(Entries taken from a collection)
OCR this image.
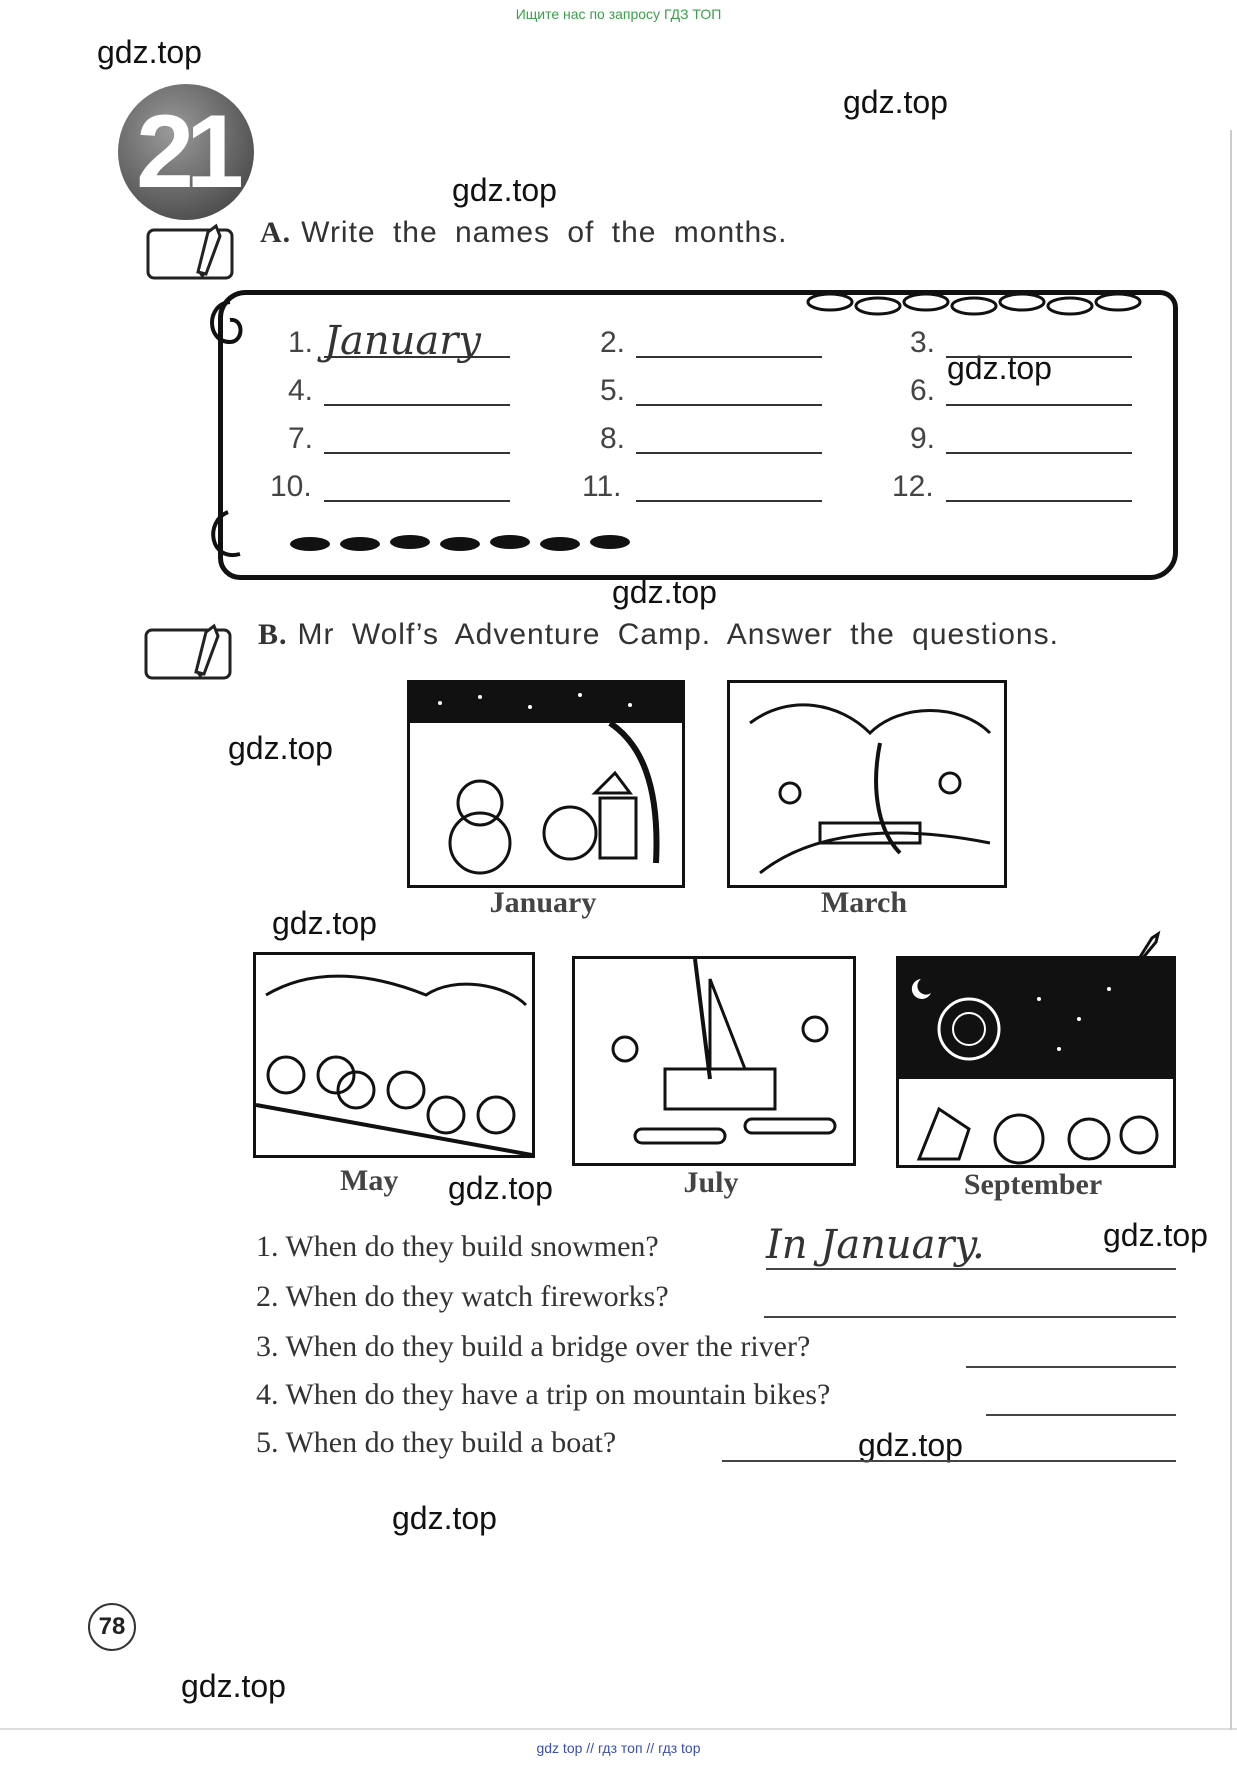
Ищите нас по запросу ГДЗ ТОП
gdz.top
gdz.top
gdz.top
gdz.top
gdz.top
gdz.top
gdz.top
gdz.top
gdz.top
gdz.top
gdz.top
gdz.top
21
A. Write the names of the months.
1. January	2.	3.
4.	5.	6.
7.	8.	9.
10.	11.	12.
B. Mr Wolf’s Adventure Camp. Answer the questions.
January	March
May	July	September
1. When do they build snowmen?	In January.
2. When do they watch fireworks?
3. When do they build a bridge over the river?
4. When do they have a trip on mountain bikes?
5. When do they build a boat?
78
gdz top // гдз топ // гдз top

▶ [Written instruction] Across the entries, how many lines contain "they"? Reply with the number only.

▶ [Final answer] 5